Records from a dataset
>>>

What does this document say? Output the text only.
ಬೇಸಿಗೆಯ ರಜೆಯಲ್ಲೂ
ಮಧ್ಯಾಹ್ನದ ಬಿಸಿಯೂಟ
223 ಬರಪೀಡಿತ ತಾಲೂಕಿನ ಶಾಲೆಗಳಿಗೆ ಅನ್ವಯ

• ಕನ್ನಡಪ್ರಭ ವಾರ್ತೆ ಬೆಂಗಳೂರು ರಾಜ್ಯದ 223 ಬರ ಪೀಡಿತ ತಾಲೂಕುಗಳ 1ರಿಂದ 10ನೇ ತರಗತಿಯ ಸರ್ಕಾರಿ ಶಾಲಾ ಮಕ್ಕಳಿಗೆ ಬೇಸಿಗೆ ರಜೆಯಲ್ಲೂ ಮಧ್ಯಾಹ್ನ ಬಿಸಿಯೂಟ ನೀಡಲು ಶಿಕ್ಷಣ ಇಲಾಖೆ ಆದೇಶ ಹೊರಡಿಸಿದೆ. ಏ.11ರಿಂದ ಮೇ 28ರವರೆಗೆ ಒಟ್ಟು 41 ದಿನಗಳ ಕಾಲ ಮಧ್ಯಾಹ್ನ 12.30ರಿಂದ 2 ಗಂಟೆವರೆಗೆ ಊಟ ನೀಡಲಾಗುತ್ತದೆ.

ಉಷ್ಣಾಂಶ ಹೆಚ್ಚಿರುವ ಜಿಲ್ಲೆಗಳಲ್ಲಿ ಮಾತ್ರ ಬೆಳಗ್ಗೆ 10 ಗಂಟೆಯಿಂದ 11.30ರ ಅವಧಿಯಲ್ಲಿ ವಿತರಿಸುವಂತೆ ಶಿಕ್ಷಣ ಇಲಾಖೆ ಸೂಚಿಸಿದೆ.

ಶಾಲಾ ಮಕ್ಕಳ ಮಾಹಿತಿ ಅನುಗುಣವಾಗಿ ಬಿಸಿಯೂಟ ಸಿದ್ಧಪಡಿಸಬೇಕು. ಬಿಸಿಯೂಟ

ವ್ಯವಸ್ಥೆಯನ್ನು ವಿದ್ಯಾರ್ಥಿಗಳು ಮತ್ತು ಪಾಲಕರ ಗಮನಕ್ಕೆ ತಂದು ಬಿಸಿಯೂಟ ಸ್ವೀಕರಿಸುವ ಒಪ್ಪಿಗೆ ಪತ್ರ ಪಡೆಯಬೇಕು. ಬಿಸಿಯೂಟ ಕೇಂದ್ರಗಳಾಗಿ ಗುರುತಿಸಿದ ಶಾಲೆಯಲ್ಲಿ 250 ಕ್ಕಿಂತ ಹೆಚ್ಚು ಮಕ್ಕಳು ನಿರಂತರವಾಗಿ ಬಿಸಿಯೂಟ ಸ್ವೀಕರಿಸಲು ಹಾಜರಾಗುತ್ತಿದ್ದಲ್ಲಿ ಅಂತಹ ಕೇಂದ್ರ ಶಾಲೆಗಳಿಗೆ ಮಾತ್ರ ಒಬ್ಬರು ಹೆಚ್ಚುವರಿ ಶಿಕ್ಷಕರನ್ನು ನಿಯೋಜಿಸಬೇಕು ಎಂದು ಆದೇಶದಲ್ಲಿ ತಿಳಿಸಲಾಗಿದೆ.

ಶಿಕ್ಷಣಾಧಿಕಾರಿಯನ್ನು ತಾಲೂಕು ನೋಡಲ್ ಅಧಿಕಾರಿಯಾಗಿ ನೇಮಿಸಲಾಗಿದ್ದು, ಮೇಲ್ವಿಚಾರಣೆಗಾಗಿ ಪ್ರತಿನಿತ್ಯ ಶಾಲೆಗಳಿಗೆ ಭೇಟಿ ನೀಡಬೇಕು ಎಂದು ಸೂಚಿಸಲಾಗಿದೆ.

<<<

Brief :: Provide all the records again, word for word.

Completed task ::
What does this document say? Output the text only.
ಬೇಸಿಗೆಯ ರಜೆಯಲ್ಲೂ
ಮಧ್ಯಾಹ್ನದ ಬಿಸಿಯೂಟ
223 ಬರಪೀಡಿತ ತಾಲೂಕಿನ ಶಾಲೆಗಳಿಗೆ ಅನ್ವಯ

• ಕನ್ನಡಪ್ರಭ ವಾರ್ತೆ ಬೆಂಗಳೂರು ರಾಜ್ಯದ 223 ಬರ ಪೀಡಿತ ತಾಲೂಕುಗಳ 1ರಿಂದ 10ನೇ ತರಗತಿಯ ಸರ್ಕಾರಿ ಶಾಲಾ ಮಕ್ಕಳಿಗೆ ಬೇಸಿಗೆ ರಜೆಯಲ್ಲೂ ಮಧ್ಯಾಹ್ನ ಬಿಸಿಯೂಟ ನೀಡಲು ಶಿಕ್ಷಣ ಇಲಾಖೆ ಆದೇಶ ಹೊರಡಿಸಿದೆ. ಏ.11ರಿಂದ ಮೇ 28ರವರೆಗೆ ಒಟ್ಟು 41 ದಿನಗಳ ಕಾಲ ಮಧ್ಯಾಹ್ನ 12.30ರಿಂದ 2 ಗಂಟೆವರೆಗೆ ಊಟ ನೀಡಲಾಗುತ್ತದೆ.

ಉಷ್ಣಾಂಶ ಹೆಚ್ಚಿರುವ ಜಿಲ್ಲೆಗಳಲ್ಲಿ ಮಾತ್ರ ಬೆಳಗ್ಗೆ 10 ಗಂಟೆಯಿಂದ 11.30ರ ಅವಧಿಯಲ್ಲಿ ವಿತರಿಸುವಂತೆ ಶಿಕ್ಷಣ ಇಲಾಖೆ ಸೂಚಿಸಿದೆ.

ಶಾಲಾ ಮಕ್ಕಳ ಮಾಹಿತಿ ಅನುಗುಣವಾಗಿ ಬಿಸಿಯೂಟ ಸಿದ್ಧಪಡಿಸಬೇಕು. ಬಿಸಿಯೂಟ

ವ್ಯವಸ್ಥೆಯನ್ನು ವಿದ್ಯಾರ್ಥಿಗಳು ಮತ್ತು ಪಾಲಕರ ಗಮನಕ್ಕೆ ತಂದು ಬಿಸಿಯೂಟ ಸ್ವೀಕರಿಸುವ ಒಪ್ಪಿಗೆ ಪತ್ರ ಪಡೆಯಬೇಕು. ಬಿಸಿಯೂಟ ಕೇಂದ್ರಗಳಾಗಿ ಗುರುತಿಸಿದ ಶಾಲೆಯಲ್ಲಿ 250 ಕ್ಕಿಂತ ಹೆಚ್ಚು ಮಕ್ಕಳು ನಿರಂತರವಾಗಿ ಬಿಸಿಯೂಟ ಸ್ವೀಕರಿಸಲು ಹಾಜರಾಗುತ್ತಿದ್ದಲ್ಲಿ ಅಂತಹ ಕೇಂದ್ರ ಶಾಲೆಗಳಿಗೆ ಮಾತ್ರ ಒಬ್ಬರು ಹೆಚ್ಚುವರಿ ಶಿಕ್ಷಕರನ್ನು ನಿಯೋಜಿಸಬೇಕು ಎಂದು ಆದೇಶದಲ್ಲಿ ತಿಳಿಸಲಾಗಿದೆ.

ಶಿಕ್ಷಣಾಧಿಕಾರಿಯನ್ನು ತಾಲೂಕು ನೋಡಲ್ ಅಧಿಕಾರಿಯಾಗಿ ನೇಮಿಸಲಾಗಿದ್ದು, ಮೇಲ್ವಿಚಾರಣೆಗಾಗಿ ಪ್ರತಿನಿತ್ಯ ಶಾಲೆಗಳಿಗೆ ಭೇಟಿ ನೀಡಬೇಕು ಎಂದು ಸೂಚಿಸಲಾಗಿದೆ.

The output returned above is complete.